Each entry below is to be duplicated verbatim.

Start of RAW DATA

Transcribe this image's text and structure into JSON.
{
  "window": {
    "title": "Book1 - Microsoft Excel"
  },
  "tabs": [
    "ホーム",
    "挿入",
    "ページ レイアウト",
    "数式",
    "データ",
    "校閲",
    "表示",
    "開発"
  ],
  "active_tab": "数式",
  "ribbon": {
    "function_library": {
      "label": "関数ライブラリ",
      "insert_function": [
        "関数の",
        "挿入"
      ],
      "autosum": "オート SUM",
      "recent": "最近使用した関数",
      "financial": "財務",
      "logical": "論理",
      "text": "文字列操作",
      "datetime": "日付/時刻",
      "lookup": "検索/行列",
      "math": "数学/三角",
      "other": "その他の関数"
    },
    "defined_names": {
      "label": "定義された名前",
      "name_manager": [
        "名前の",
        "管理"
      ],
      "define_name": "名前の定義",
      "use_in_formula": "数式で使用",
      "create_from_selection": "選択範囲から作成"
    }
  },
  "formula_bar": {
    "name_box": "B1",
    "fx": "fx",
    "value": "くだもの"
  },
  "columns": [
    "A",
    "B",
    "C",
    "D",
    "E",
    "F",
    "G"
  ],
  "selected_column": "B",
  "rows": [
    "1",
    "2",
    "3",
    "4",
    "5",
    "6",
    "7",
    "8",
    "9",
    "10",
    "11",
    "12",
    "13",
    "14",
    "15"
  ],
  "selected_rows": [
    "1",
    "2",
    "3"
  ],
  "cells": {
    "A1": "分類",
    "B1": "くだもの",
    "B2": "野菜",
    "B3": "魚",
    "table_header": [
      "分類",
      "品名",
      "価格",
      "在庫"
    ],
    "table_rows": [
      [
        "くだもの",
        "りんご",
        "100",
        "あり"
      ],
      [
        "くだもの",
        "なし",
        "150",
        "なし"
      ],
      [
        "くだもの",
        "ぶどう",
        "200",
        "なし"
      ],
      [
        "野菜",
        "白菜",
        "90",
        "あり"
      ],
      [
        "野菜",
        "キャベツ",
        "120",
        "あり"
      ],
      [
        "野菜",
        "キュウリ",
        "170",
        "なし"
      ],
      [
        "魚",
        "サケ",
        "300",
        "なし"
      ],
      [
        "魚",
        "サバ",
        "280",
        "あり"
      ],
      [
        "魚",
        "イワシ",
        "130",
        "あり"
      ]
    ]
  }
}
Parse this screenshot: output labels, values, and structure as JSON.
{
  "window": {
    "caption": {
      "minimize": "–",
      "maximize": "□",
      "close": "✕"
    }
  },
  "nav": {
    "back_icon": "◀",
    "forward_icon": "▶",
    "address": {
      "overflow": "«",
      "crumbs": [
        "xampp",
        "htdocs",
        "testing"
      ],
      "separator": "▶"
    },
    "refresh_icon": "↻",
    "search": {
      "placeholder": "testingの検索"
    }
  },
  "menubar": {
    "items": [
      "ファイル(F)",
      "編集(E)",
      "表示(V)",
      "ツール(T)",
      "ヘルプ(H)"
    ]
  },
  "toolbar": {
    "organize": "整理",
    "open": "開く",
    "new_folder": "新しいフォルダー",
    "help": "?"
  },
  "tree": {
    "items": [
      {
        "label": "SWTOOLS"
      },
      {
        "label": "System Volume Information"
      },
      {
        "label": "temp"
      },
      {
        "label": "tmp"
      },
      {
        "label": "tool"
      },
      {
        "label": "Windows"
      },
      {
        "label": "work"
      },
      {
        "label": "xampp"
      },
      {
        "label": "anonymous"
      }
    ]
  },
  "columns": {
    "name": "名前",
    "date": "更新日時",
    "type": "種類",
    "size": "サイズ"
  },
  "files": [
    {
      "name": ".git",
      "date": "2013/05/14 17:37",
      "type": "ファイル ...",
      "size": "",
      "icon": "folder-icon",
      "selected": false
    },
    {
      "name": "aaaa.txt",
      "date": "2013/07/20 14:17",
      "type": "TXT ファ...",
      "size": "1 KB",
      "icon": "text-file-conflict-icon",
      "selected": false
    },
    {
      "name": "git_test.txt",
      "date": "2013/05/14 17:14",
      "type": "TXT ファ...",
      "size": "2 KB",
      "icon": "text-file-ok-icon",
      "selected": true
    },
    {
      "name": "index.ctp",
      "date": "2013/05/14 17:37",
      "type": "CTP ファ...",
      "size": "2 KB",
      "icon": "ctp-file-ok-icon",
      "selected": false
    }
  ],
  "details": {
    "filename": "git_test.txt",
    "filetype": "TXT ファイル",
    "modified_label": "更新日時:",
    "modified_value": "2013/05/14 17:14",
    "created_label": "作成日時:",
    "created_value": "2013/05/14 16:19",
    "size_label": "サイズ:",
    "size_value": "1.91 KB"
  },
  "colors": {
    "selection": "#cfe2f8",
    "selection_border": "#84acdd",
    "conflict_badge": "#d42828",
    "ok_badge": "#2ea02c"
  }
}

End of RAW DATA

• [WRITTEN ANSWER]:
Transcribe this image's text and structure into JSON.
{
  "window": {
    "title": "Book1 - Microsoft Excel"
  },
  "tabs": [
    "ホーム",
    "挿入",
    "ページ レイアウト",
    "数式",
    "データ",
    "校閲",
    "表示",
    "開発"
  ],
  "active_tab": "数式",
  "ribbon": {
    "function_library": {
      "label": "関数ライブラリ",
      "insert_function": [
        "関数の",
        "挿入"
      ],
      "autosum": "オート SUM",
      "recent": "最近使用した関数",
      "financial": "財務",
      "logical": "論理",
      "text": "文字列操作",
      "datetime": "日付/時刻",
      "lookup": "検索/行列",
      "math": "数学/三角",
      "other": "その他の関数"
    },
    "defined_names": {
      "label": "定義された名前",
      "name_manager": [
        "名前の",
        "管理"
      ],
      "define_name": "名前の定義",
      "use_in_formula": "数式で使用",
      "create_from_selection": "選択範囲から作成"
    }
  },
  "formula_bar": {
    "name_box": "B1",
    "fx": "fx",
    "value": "くだもの"
  },
  "columns": [
    "A",
    "B",
    "C",
    "D",
    "E",
    "F",
    "G"
  ],
  "selected_column": "B",
  "rows": [
    "1",
    "2",
    "3",
    "4",
    "5",
    "6",
    "7",
    "8",
    "9",
    "10",
    "11",
    "12",
    "13",
    "14",
    "15"
  ],
  "selected_rows": [
    "1",
    "2",
    "3"
  ],
  "cells": {
    "A1": "分類",
    "B1": "くだもの",
    "B2": "野菜",
    "B3": "魚",
    "table_header": [
      "分類",
      "品名",
      "価格",
      "在庫"
    ],
    "table_rows": [
      [
        "くだもの",
        "りんご",
        "100",
        "あり"
      ],
      [
        "くだもの",
        "なし",
        "150",
        "なし"
      ],
      [
        "くだもの",
        "ぶどう",
        "200",
        "なし"
      ],
      [
        "野菜",
        "白菜",
        "90",
        "あり"
      ],
      [
        "野菜",
        "キャベツ",
        "120",
        "あり"
      ],
      [
        "野菜",
        "キュウリ",
        "170",
        "なし"
      ],
      [
        "魚",
        "サケ",
        "300",
        "なし"
      ],
      [
        "魚",
        "サバ",
        "280",
        "あり"
      ],
      [
        "魚",
        "イワシ",
        "130",
        "あり"
      ]
    ]
  }
}
Parse this screenshot: output labels, values, and structure as JSON.
{
  "window": {
    "caption": {
      "minimize": "–",
      "maximize": "□",
      "close": "✕"
    }
  },
  "nav": {
    "back_icon": "◀",
    "forward_icon": "▶",
    "address": {
      "overflow": "«",
      "crumbs": [
        "xampp",
        "htdocs",
        "testing"
      ],
      "separator": "▶"
    },
    "refresh_icon": "↻",
    "search": {
      "placeholder": "testingの検索"
    }
  },
  "menubar": {
    "items": [
      "ファイル(F)",
      "編集(E)",
      "表示(V)",
      "ツール(T)",
      "ヘルプ(H)"
    ]
  },
  "toolbar": {
    "organize": "整理",
    "open": "開く",
    "new_folder": "新しいフォルダー",
    "help": "?"
  },
  "tree": {
    "items": [
      {
        "label": "SWTOOLS"
      },
      {
        "label": "System Volume Information"
      },
      {
        "label": "temp"
      },
      {
        "label": "tmp"
      },
      {
        "label": "tool"
      },
      {
        "label": "Windows"
      },
      {
        "label": "work"
      },
      {
        "label": "xampp"
      },
      {
        "label": "anonymous"
      }
    ]
  },
  "columns": {
    "name": "名前",
    "date": "更新日時",
    "type": "種類",
    "size": "サイズ"
  },
  "files": [
    {
      "name": ".git",
      "date": "2013/05/14 17:37",
      "type": "ファイル ...",
      "size": "",
      "icon": "folder-icon",
      "selected": false
    },
    {
      "name": "aaaa.txt",
      "date": "2013/07/20 14:17",
      "type": "TXT ファ...",
      "size": "1 KB",
      "icon": "text-file-conflict-icon",
      "selected": false
    },
    {
      "name": "git_test.txt",
      "date": "2013/05/14 17:14",
      "type": "TXT ファ...",
      "size": "2 KB",
      "icon": "text-file-ok-icon",
      "selected": true
    },
    {
      "name": "index.ctp",
      "date": "2013/05/14 17:37",
      "type": "CTP ファ...",
      "size": "2 KB",
      "icon": "ctp-file-ok-icon",
      "selected": false
    }
  ],
  "details": {
    "filename": "git_test.txt",
    "filetype": "TXT ファイル",
    "modified_label": "更新日時:",
    "modified_value": "2013/05/14 17:14",
    "created_label": "作成日時:",
    "created_value": "2013/05/14 16:19",
    "size_label": "サイズ:",
    "size_value": "1.91 KB"
  },
  "colors": {
    "selection": "#cfe2f8",
    "selection_border": "#84acdd",
    "conflict_badge": "#d42828",
    "ok_badge": "#2ea02c"
  }
}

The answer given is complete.